Data entries:
* * * *
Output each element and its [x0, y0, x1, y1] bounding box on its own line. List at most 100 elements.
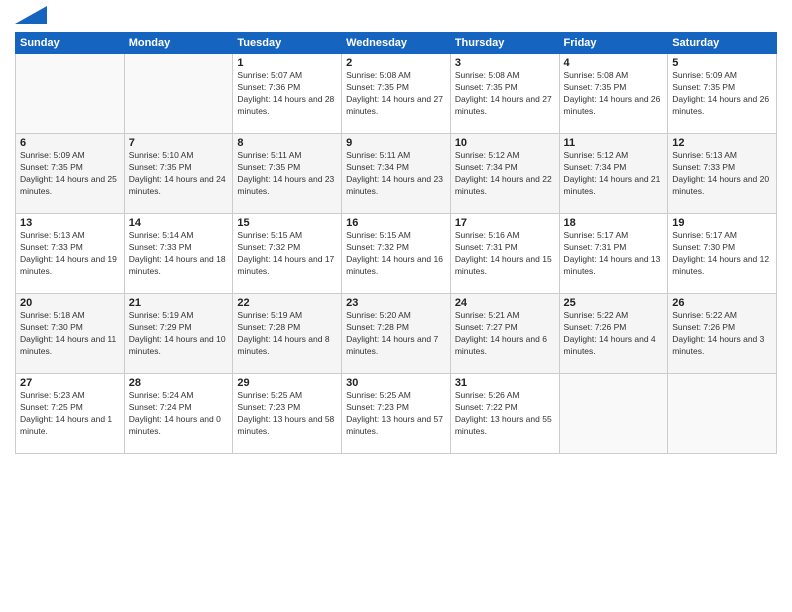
calendar-cell: 17Sunrise: 5:16 AM Sunset: 7:31 PM Dayli… — [450, 214, 559, 294]
calendar-cell: 1Sunrise: 5:07 AM Sunset: 7:36 PM Daylig… — [233, 54, 342, 134]
cell-info: Sunrise: 5:24 AM Sunset: 7:24 PM Dayligh… — [129, 390, 229, 438]
cell-info: Sunrise: 5:22 AM Sunset: 7:26 PM Dayligh… — [564, 310, 664, 358]
calendar-cell: 15Sunrise: 5:15 AM Sunset: 7:32 PM Dayli… — [233, 214, 342, 294]
cell-info: Sunrise: 5:25 AM Sunset: 7:23 PM Dayligh… — [237, 390, 337, 438]
cell-info: Sunrise: 5:14 AM Sunset: 7:33 PM Dayligh… — [129, 230, 229, 278]
day-number: 11 — [564, 137, 664, 149]
calendar-cell: 27Sunrise: 5:23 AM Sunset: 7:25 PM Dayli… — [16, 374, 125, 454]
calendar-cell: 7Sunrise: 5:10 AM Sunset: 7:35 PM Daylig… — [124, 134, 233, 214]
cell-info: Sunrise: 5:13 AM Sunset: 7:33 PM Dayligh… — [672, 150, 772, 198]
day-number: 17 — [455, 217, 555, 229]
cell-info: Sunrise: 5:11 AM Sunset: 7:35 PM Dayligh… — [237, 150, 337, 198]
cell-info: Sunrise: 5:17 AM Sunset: 7:30 PM Dayligh… — [672, 230, 772, 278]
day-number: 31 — [455, 377, 555, 389]
weekday-header: Tuesday — [233, 33, 342, 54]
day-number: 1 — [237, 57, 337, 69]
calendar-cell: 21Sunrise: 5:19 AM Sunset: 7:29 PM Dayli… — [124, 294, 233, 374]
calendar-cell: 12Sunrise: 5:13 AM Sunset: 7:33 PM Dayli… — [668, 134, 777, 214]
calendar-cell — [668, 374, 777, 454]
calendar-cell: 3Sunrise: 5:08 AM Sunset: 7:35 PM Daylig… — [450, 54, 559, 134]
calendar-cell — [124, 54, 233, 134]
calendar-cell: 6Sunrise: 5:09 AM Sunset: 7:35 PM Daylig… — [16, 134, 125, 214]
day-number: 16 — [346, 217, 446, 229]
cell-info: Sunrise: 5:17 AM Sunset: 7:31 PM Dayligh… — [564, 230, 664, 278]
calendar-cell: 29Sunrise: 5:25 AM Sunset: 7:23 PM Dayli… — [233, 374, 342, 454]
cell-info: Sunrise: 5:18 AM Sunset: 7:30 PM Dayligh… — [20, 310, 120, 358]
weekday-header: Wednesday — [342, 33, 451, 54]
cell-info: Sunrise: 5:11 AM Sunset: 7:34 PM Dayligh… — [346, 150, 446, 198]
cell-info: Sunrise: 5:07 AM Sunset: 7:36 PM Dayligh… — [237, 70, 337, 118]
cell-info: Sunrise: 5:21 AM Sunset: 7:27 PM Dayligh… — [455, 310, 555, 358]
calendar-cell: 14Sunrise: 5:14 AM Sunset: 7:33 PM Dayli… — [124, 214, 233, 294]
weekday-header: Saturday — [668, 33, 777, 54]
logo — [15, 10, 47, 24]
calendar-cell: 2Sunrise: 5:08 AM Sunset: 7:35 PM Daylig… — [342, 54, 451, 134]
calendar-week-row: 20Sunrise: 5:18 AM Sunset: 7:30 PM Dayli… — [16, 294, 777, 374]
day-number: 22 — [237, 297, 337, 309]
day-number: 23 — [346, 297, 446, 309]
cell-info: Sunrise: 5:15 AM Sunset: 7:32 PM Dayligh… — [346, 230, 446, 278]
cell-info: Sunrise: 5:20 AM Sunset: 7:28 PM Dayligh… — [346, 310, 446, 358]
day-number: 25 — [564, 297, 664, 309]
calendar-page: SundayMondayTuesdayWednesdayThursdayFrid… — [0, 0, 792, 612]
calendar-cell: 16Sunrise: 5:15 AM Sunset: 7:32 PM Dayli… — [342, 214, 451, 294]
cell-info: Sunrise: 5:12 AM Sunset: 7:34 PM Dayligh… — [564, 150, 664, 198]
cell-info: Sunrise: 5:19 AM Sunset: 7:28 PM Dayligh… — [237, 310, 337, 358]
cell-info: Sunrise: 5:16 AM Sunset: 7:31 PM Dayligh… — [455, 230, 555, 278]
cell-info: Sunrise: 5:19 AM Sunset: 7:29 PM Dayligh… — [129, 310, 229, 358]
calendar-week-row: 6Sunrise: 5:09 AM Sunset: 7:35 PM Daylig… — [16, 134, 777, 214]
cell-info: Sunrise: 5:23 AM Sunset: 7:25 PM Dayligh… — [20, 390, 120, 438]
day-number: 4 — [564, 57, 664, 69]
day-number: 21 — [129, 297, 229, 309]
day-number: 5 — [672, 57, 772, 69]
calendar-cell: 24Sunrise: 5:21 AM Sunset: 7:27 PM Dayli… — [450, 294, 559, 374]
cell-info: Sunrise: 5:09 AM Sunset: 7:35 PM Dayligh… — [672, 70, 772, 118]
day-number: 20 — [20, 297, 120, 309]
weekday-header: Monday — [124, 33, 233, 54]
day-number: 9 — [346, 137, 446, 149]
day-number: 15 — [237, 217, 337, 229]
day-number: 8 — [237, 137, 337, 149]
calendar-cell: 18Sunrise: 5:17 AM Sunset: 7:31 PM Dayli… — [559, 214, 668, 294]
cell-info: Sunrise: 5:08 AM Sunset: 7:35 PM Dayligh… — [564, 70, 664, 118]
cell-info: Sunrise: 5:15 AM Sunset: 7:32 PM Dayligh… — [237, 230, 337, 278]
day-number: 10 — [455, 137, 555, 149]
day-number: 19 — [672, 217, 772, 229]
cell-info: Sunrise: 5:09 AM Sunset: 7:35 PM Dayligh… — [20, 150, 120, 198]
calendar-week-row: 1Sunrise: 5:07 AM Sunset: 7:36 PM Daylig… — [16, 54, 777, 134]
cell-info: Sunrise: 5:12 AM Sunset: 7:34 PM Dayligh… — [455, 150, 555, 198]
calendar-cell: 20Sunrise: 5:18 AM Sunset: 7:30 PM Dayli… — [16, 294, 125, 374]
cell-info: Sunrise: 5:08 AM Sunset: 7:35 PM Dayligh… — [455, 70, 555, 118]
day-number: 13 — [20, 217, 120, 229]
day-number: 3 — [455, 57, 555, 69]
day-number: 26 — [672, 297, 772, 309]
day-number: 28 — [129, 377, 229, 389]
day-number: 2 — [346, 57, 446, 69]
calendar-cell: 19Sunrise: 5:17 AM Sunset: 7:30 PM Dayli… — [668, 214, 777, 294]
calendar-cell: 8Sunrise: 5:11 AM Sunset: 7:35 PM Daylig… — [233, 134, 342, 214]
calendar-cell: 9Sunrise: 5:11 AM Sunset: 7:34 PM Daylig… — [342, 134, 451, 214]
day-number: 14 — [129, 217, 229, 229]
calendar-week-row: 13Sunrise: 5:13 AM Sunset: 7:33 PM Dayli… — [16, 214, 777, 294]
weekday-header: Sunday — [16, 33, 125, 54]
day-number: 12 — [672, 137, 772, 149]
calendar-cell: 5Sunrise: 5:09 AM Sunset: 7:35 PM Daylig… — [668, 54, 777, 134]
cell-info: Sunrise: 5:08 AM Sunset: 7:35 PM Dayligh… — [346, 70, 446, 118]
calendar-cell — [16, 54, 125, 134]
day-number: 7 — [129, 137, 229, 149]
calendar-cell: 26Sunrise: 5:22 AM Sunset: 7:26 PM Dayli… — [668, 294, 777, 374]
day-number: 30 — [346, 377, 446, 389]
day-number: 27 — [20, 377, 120, 389]
header — [15, 10, 777, 24]
cell-info: Sunrise: 5:25 AM Sunset: 7:23 PM Dayligh… — [346, 390, 446, 438]
cell-info: Sunrise: 5:10 AM Sunset: 7:35 PM Dayligh… — [129, 150, 229, 198]
cell-info: Sunrise: 5:26 AM Sunset: 7:22 PM Dayligh… — [455, 390, 555, 438]
cell-info: Sunrise: 5:22 AM Sunset: 7:26 PM Dayligh… — [672, 310, 772, 358]
day-number: 6 — [20, 137, 120, 149]
calendar-cell: 23Sunrise: 5:20 AM Sunset: 7:28 PM Dayli… — [342, 294, 451, 374]
calendar-cell: 10Sunrise: 5:12 AM Sunset: 7:34 PM Dayli… — [450, 134, 559, 214]
cell-info: Sunrise: 5:13 AM Sunset: 7:33 PM Dayligh… — [20, 230, 120, 278]
calendar-cell — [559, 374, 668, 454]
calendar-cell: 13Sunrise: 5:13 AM Sunset: 7:33 PM Dayli… — [16, 214, 125, 294]
calendar-cell: 25Sunrise: 5:22 AM Sunset: 7:26 PM Dayli… — [559, 294, 668, 374]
* * * *
Given instruction: In the listing, rename "day-number" to "date-number" in the lines starting at the one that has "calendar-cell: 17Sunrise: 5:16" and ending after the one that has "calendar-cell: 12Sunrise: 5:13", and give only those lines with nothing else changed.

Result for this task:
calendar-cell: 17Sunrise: 5:16 AM Sunset: 7:31 PM Dayli… — [450, 214, 559, 294]
calendar-cell: 1Sunrise: 5:07 AM Sunset: 7:36 PM Daylig… — [233, 54, 342, 134]
cell-info: Sunrise: 5:24 AM Sunset: 7:24 PM Dayligh… — [129, 390, 229, 438]
cell-info: Sunrise: 5:22 AM Sunset: 7:26 PM Dayligh… — [564, 310, 664, 358]
calendar-cell: 15Sunrise: 5:15 AM Sunset: 7:32 PM Dayli… — [233, 214, 342, 294]
cell-info: Sunrise: 5:25 AM Sunset: 7:23 PM Dayligh… — [237, 390, 337, 438]
cell-info: Sunrise: 5:14 AM Sunset: 7:33 PM Dayligh… — [129, 230, 229, 278]
date-number: 11 — [564, 137, 664, 149]
calendar-cell: 27Sunrise: 5:23 AM Sunset: 7:25 PM Dayli… — [16, 374, 125, 454]
calendar-cell: 7Sunrise: 5:10 AM Sunset: 7:35 PM Daylig… — [124, 134, 233, 214]
cell-info: Sunrise: 5:13 AM Sunset: 7:33 PM Dayligh… — [672, 150, 772, 198]
date-number: 17 — [455, 217, 555, 229]
cell-info: Sunrise: 5:11 AM Sunset: 7:35 PM Dayligh… — [237, 150, 337, 198]
cell-info: Sunrise: 5:17 AM Sunset: 7:30 PM Dayligh… — [672, 230, 772, 278]
date-number: 31 — [455, 377, 555, 389]
weekday-header: Tuesday — [233, 33, 342, 54]
date-number: 1 — [237, 57, 337, 69]
calendar-cell: 21Sunrise: 5:19 AM Sunset: 7:29 PM Dayli… — [124, 294, 233, 374]
calendar-cell: 12Sunrise: 5:13 AM Sunset: 7:33 PM Dayli… — [668, 134, 777, 214]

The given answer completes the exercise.